[Excerpts from a figure dataset]
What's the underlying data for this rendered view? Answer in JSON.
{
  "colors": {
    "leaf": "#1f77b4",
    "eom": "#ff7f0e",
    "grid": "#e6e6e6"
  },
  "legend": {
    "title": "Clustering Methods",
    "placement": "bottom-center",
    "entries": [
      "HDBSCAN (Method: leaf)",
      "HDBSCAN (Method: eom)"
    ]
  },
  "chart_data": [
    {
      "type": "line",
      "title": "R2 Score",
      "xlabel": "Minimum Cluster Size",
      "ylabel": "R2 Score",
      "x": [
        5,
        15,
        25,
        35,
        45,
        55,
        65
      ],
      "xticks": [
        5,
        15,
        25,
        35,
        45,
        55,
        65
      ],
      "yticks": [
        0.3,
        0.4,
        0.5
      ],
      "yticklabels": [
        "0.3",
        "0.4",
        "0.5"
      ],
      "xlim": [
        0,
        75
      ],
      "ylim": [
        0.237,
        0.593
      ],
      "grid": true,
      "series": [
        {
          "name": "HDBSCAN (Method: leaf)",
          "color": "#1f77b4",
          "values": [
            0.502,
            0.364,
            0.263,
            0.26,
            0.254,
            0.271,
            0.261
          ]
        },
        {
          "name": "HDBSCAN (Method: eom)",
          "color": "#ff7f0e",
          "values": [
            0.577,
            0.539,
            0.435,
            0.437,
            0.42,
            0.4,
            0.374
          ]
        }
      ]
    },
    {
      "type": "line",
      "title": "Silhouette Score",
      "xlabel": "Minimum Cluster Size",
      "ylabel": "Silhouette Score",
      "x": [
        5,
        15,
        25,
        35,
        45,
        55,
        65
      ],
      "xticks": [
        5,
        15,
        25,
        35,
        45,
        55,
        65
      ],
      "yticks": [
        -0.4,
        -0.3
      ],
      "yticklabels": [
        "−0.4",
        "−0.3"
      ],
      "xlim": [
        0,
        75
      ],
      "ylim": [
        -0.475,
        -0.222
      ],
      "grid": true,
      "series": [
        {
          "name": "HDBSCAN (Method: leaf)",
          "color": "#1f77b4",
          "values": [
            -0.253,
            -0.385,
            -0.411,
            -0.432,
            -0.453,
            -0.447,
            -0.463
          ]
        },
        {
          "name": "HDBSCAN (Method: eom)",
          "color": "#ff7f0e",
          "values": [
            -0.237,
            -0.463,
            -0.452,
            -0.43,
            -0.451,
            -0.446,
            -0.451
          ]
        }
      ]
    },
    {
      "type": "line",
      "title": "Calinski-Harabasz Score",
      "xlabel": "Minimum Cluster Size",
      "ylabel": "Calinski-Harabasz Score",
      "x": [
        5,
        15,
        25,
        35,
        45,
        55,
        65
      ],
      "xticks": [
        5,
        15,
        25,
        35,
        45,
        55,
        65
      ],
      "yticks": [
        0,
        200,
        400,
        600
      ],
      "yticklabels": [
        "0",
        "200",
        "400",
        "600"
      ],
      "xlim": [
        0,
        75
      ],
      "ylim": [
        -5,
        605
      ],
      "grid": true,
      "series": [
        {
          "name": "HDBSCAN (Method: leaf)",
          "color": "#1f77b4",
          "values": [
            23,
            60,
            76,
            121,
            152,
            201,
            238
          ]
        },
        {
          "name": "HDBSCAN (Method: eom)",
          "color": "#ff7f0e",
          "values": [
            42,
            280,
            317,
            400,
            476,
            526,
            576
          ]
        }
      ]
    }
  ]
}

*WHAT YOU SHOULD DO*
Every record above should be output exactly.

*ANSWER TO THE TASK*
What's the underlying data for this rendered view? Answer in JSON.
{
  "colors": {
    "leaf": "#1f77b4",
    "eom": "#ff7f0e",
    "grid": "#e6e6e6"
  },
  "legend": {
    "title": "Clustering Methods",
    "placement": "bottom-center",
    "entries": [
      "HDBSCAN (Method: leaf)",
      "HDBSCAN (Method: eom)"
    ]
  },
  "chart_data": [
    {
      "type": "line",
      "title": "R2 Score",
      "xlabel": "Minimum Cluster Size",
      "ylabel": "R2 Score",
      "x": [
        5,
        15,
        25,
        35,
        45,
        55,
        65
      ],
      "xticks": [
        5,
        15,
        25,
        35,
        45,
        55,
        65
      ],
      "yticks": [
        0.3,
        0.4,
        0.5
      ],
      "yticklabels": [
        "0.3",
        "0.4",
        "0.5"
      ],
      "xlim": [
        0,
        75
      ],
      "ylim": [
        0.237,
        0.593
      ],
      "grid": true,
      "series": [
        {
          "name": "HDBSCAN (Method: leaf)",
          "color": "#1f77b4",
          "values": [
            0.502,
            0.364,
            0.263,
            0.26,
            0.254,
            0.271,
            0.261
          ]
        },
        {
          "name": "HDBSCAN (Method: eom)",
          "color": "#ff7f0e",
          "values": [
            0.577,
            0.539,
            0.435,
            0.437,
            0.42,
            0.4,
            0.374
          ]
        }
      ]
    },
    {
      "type": "line",
      "title": "Silhouette Score",
      "xlabel": "Minimum Cluster Size",
      "ylabel": "Silhouette Score",
      "x": [
        5,
        15,
        25,
        35,
        45,
        55,
        65
      ],
      "xticks": [
        5,
        15,
        25,
        35,
        45,
        55,
        65
      ],
      "yticks": [
        -0.4,
        -0.3
      ],
      "yticklabels": [
        "−0.4",
        "−0.3"
      ],
      "xlim": [
        0,
        75
      ],
      "ylim": [
        -0.475,
        -0.222
      ],
      "grid": true,
      "series": [
        {
          "name": "HDBSCAN (Method: leaf)",
          "color": "#1f77b4",
          "values": [
            -0.253,
            -0.385,
            -0.411,
            -0.432,
            -0.453,
            -0.447,
            -0.463
          ]
        },
        {
          "name": "HDBSCAN (Method: eom)",
          "color": "#ff7f0e",
          "values": [
            -0.237,
            -0.463,
            -0.452,
            -0.43,
            -0.451,
            -0.446,
            -0.451
          ]
        }
      ]
    },
    {
      "type": "line",
      "title": "Calinski-Harabasz Score",
      "xlabel": "Minimum Cluster Size",
      "ylabel": "Calinski-Harabasz Score",
      "x": [
        5,
        15,
        25,
        35,
        45,
        55,
        65
      ],
      "xticks": [
        5,
        15,
        25,
        35,
        45,
        55,
        65
      ],
      "yticks": [
        0,
        200,
        400,
        600
      ],
      "yticklabels": [
        "0",
        "200",
        "400",
        "600"
      ],
      "xlim": [
        0,
        75
      ],
      "ylim": [
        -5,
        605
      ],
      "grid": true,
      "series": [
        {
          "name": "HDBSCAN (Method: leaf)",
          "color": "#1f77b4",
          "values": [
            23,
            60,
            76,
            121,
            152,
            201,
            238
          ]
        },
        {
          "name": "HDBSCAN (Method: eom)",
          "color": "#ff7f0e",
          "values": [
            42,
            280,
            317,
            400,
            476,
            526,
            576
          ]
        }
      ]
    }
  ]
}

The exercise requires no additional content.